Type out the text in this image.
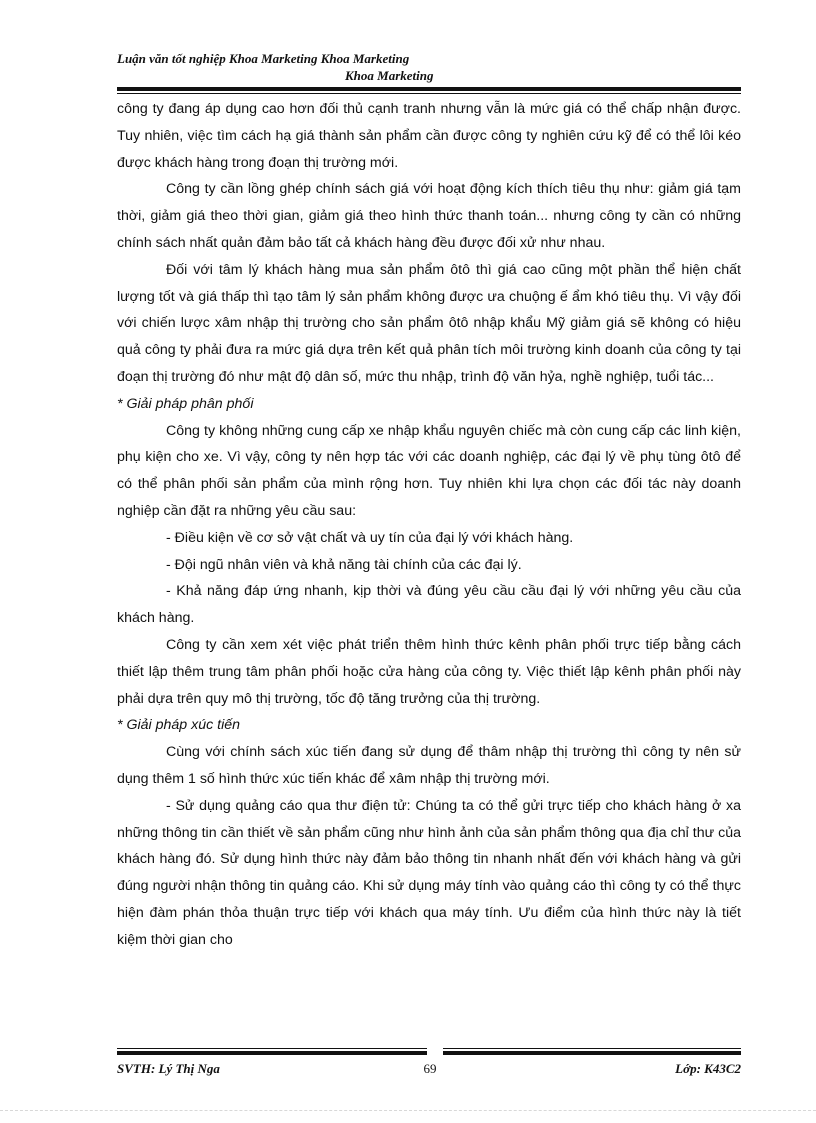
Luận văn tốt nghiệp Khoa Marketing Khoa Marketing
Khoa Marketing

công ty đang áp dụng cao hơn đối thủ cạnh tranh nhưng vẫn là mức giá có thể chấp nhận được. Tuy nhiên, việc tìm cách hạ giá thành sản phẩm cần được công ty nghiên cứu kỹ để có thể lôi kéo được khách hàng trong đoạn thị trường mới.

Công ty cần lồng ghép chính sách giá với hoạt động kích thích tiêu thụ như: giảm giá tạm thời, giảm giá theo thời gian, giảm giá theo hình thức thanh toán... nhưng công ty cần có những chính sách nhất quản đảm bảo tất cả khách hàng đều được đối xử như nhau.

Đối với tâm lý khách hàng mua sản phẩm ôtô thì giá cao cũng một phần thể hiện chất lượng tốt và giá thấp thì tạo tâm lý sản phẩm không được ưa chuộng ế ẩm khó tiêu thụ. Vì vậy đối với chiến lược xâm nhập thị trường cho sản phẩm ôtô nhập khẩu Mỹ giảm giá sẽ không có hiệu quả công ty phải đưa ra mức giá dựa trên kết quả phân tích môi trường kinh doanh của công ty tại đoạn thị trường đó như mật độ dân số, mức thu nhập, trình độ văn hỷa, nghề nghiệp, tuổi tác...

* Giải pháp phân phối

Công ty không những cung cấp xe nhập khẩu nguyên chiếc mà còn cung cấp các linh kiện, phụ kiện cho xe. Vì vậy, công ty nên hợp tác với các doanh nghiệp, các đại lý về phụ tùng ôtô để có thể phân phối sản phẩm của mình rộng hơn. Tuy nhiên khi lựa chọn các đối tác này doanh nghiệp cần đặt ra những yêu cầu sau:

- Điều kiện về cơ sở vật chất và uy tín của đại lý với khách hàng.

- Đội ngũ nhân viên và khả năng tài chính của các đại lý.

- Khả năng đáp ứng nhanh, kịp thời và đúng yêu cầu cầu đại lý với những yêu cầu của khách hàng.

Công ty cần xem xét việc phát triển thêm hình thức kênh phân phối trực tiếp bằng cách thiết lập thêm trung tâm phân phối hoặc cửa hàng của công ty. Việc thiết lập kênh phân phối này phải dựa trên quy mô thị trường, tốc độ tăng trưởng của thị trường.

* Giải pháp xúc tiến

Cùng với chính sách xúc tiến đang sử dụng để thâm nhập thị trường thì công ty nên sử dụng thêm 1 số hình thức xúc tiến khác để xâm nhập thị trường mới.

- Sử dụng quảng cáo qua thư điện tử: Chúng ta có thể gửi trực tiếp cho khách hàng ở xa những thông tin cần thiết về sản phẩm cũng như hình ảnh của sản phẩm thông qua địa chỉ thư của khách hàng đó. Sử dụng hình thức này đảm bảo thông tin nhanh nhất đến với khách hàng và gửi đúng người nhận thông tin quảng cáo. Khi sử dụng máy tính vào quảng cáo thì công ty có thể thực hiện đàm phán thỏa thuận trực tiếp với khách qua máy tính. Ưu điểm của hình thức này là tiết kiệm thời gian cho

SVTH: Lý Thị Nga	69	Lớp: K43C2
####################
▶ [What to work on]
Leave out the pictures and transcribe everything else exactly.

▶ [Reply to the exercise]
Type out the text in this image.
Luận văn tốt nghiệp Khoa Marketing Khoa Marketing
Khoa Marketing

công ty đang áp dụng cao hơn đối thủ cạnh tranh nhưng vẫn là mức giá có thể chấp nhận được. Tuy nhiên, việc tìm cách hạ giá thành sản phẩm cần được công ty nghiên cứu kỹ để có thể lôi kéo được khách hàng trong đoạn thị trường mới.

Công ty cần lồng ghép chính sách giá với hoạt động kích thích tiêu thụ như: giảm giá tạm thời, giảm giá theo thời gian, giảm giá theo hình thức thanh toán... nhưng công ty cần có những chính sách nhất quản đảm bảo tất cả khách hàng đều được đối xử như nhau.

Đối với tâm lý khách hàng mua sản phẩm ôtô thì giá cao cũng một phần thể hiện chất lượng tốt và giá thấp thì tạo tâm lý sản phẩm không được ưa chuộng ế ẩm khó tiêu thụ. Vì vậy đối với chiến lược xâm nhập thị trường cho sản phẩm ôtô nhập khẩu Mỹ giảm giá sẽ không có hiệu quả công ty phải đưa ra mức giá dựa trên kết quả phân tích môi trường kinh doanh của công ty tại đoạn thị trường đó như mật độ dân số, mức thu nhập, trình độ văn hỷa, nghề nghiệp, tuổi tác...

* Giải pháp phân phối

Công ty không những cung cấp xe nhập khẩu nguyên chiếc mà còn cung cấp các linh kiện, phụ kiện cho xe. Vì vậy, công ty nên hợp tác với các doanh nghiệp, các đại lý về phụ tùng ôtô để có thể phân phối sản phẩm của mình rộng hơn. Tuy nhiên khi lựa chọn các đối tác này doanh nghiệp cần đặt ra những yêu cầu sau:

- Điều kiện về cơ sở vật chất và uy tín của đại lý với khách hàng.

- Đội ngũ nhân viên và khả năng tài chính của các đại lý.

- Khả năng đáp ứng nhanh, kịp thời và đúng yêu cầu cầu đại lý với những yêu cầu của khách hàng.

Công ty cần xem xét việc phát triển thêm hình thức kênh phân phối trực tiếp bằng cách thiết lập thêm trung tâm phân phối hoặc cửa hàng của công ty. Việc thiết lập kênh phân phối này phải dựa trên quy mô thị trường, tốc độ tăng trưởng của thị trường.

* Giải pháp xúc tiến

Cùng với chính sách xúc tiến đang sử dụng để thâm nhập thị trường thì công ty nên sử dụng thêm 1 số hình thức xúc tiến khác để xâm nhập thị trường mới.

- Sử dụng quảng cáo qua thư điện tử: Chúng ta có thể gửi trực tiếp cho khách hàng ở xa những thông tin cần thiết về sản phẩm cũng như hình ảnh của sản phẩm thông qua địa chỉ thư của khách hàng đó. Sử dụng hình thức này đảm bảo thông tin nhanh nhất đến với khách hàng và gửi đúng người nhận thông tin quảng cáo. Khi sử dụng máy tính vào quảng cáo thì công ty có thể thực hiện đàm phán thỏa thuận trực tiếp với khách qua máy tính. Ưu điểm của hình thức này là tiết kiệm thời gian cho

SVTH: Lý Thị Nga	69	Lớp: K43C2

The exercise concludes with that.